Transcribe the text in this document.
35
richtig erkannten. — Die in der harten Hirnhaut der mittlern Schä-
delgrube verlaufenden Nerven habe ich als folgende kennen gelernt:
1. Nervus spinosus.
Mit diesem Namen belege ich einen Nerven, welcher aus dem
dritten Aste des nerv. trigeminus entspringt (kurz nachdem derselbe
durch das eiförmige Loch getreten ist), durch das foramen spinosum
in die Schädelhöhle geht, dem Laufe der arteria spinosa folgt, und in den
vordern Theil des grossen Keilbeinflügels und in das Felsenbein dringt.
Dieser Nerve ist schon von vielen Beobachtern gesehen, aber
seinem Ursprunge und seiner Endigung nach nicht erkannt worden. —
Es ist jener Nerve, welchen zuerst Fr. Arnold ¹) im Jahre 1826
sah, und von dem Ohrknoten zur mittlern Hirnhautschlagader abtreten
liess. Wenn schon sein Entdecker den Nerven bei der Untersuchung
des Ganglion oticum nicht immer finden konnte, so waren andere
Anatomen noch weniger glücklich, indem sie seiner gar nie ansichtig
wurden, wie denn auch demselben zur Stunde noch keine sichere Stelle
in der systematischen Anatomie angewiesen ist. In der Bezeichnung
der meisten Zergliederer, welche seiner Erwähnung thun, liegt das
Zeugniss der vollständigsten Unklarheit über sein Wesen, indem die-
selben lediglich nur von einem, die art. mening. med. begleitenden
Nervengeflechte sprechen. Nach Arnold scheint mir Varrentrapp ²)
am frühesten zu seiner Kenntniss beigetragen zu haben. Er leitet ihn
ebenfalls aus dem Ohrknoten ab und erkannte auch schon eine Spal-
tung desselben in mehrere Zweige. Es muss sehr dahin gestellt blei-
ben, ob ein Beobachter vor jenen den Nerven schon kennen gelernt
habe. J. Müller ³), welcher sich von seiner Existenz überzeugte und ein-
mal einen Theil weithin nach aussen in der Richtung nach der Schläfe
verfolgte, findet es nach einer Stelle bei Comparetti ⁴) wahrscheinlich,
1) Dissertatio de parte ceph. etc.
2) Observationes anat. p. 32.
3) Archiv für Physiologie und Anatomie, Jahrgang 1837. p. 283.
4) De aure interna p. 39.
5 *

* * * * * * * * *

(Problem statement): Scan the material and collect every line that contains "einen".

(The answer):
Mit diesem Namen belege ich einen Nerven, welcher aus dem
mal einen Theil weithin nach aussen in der Richtung nach der Schläfe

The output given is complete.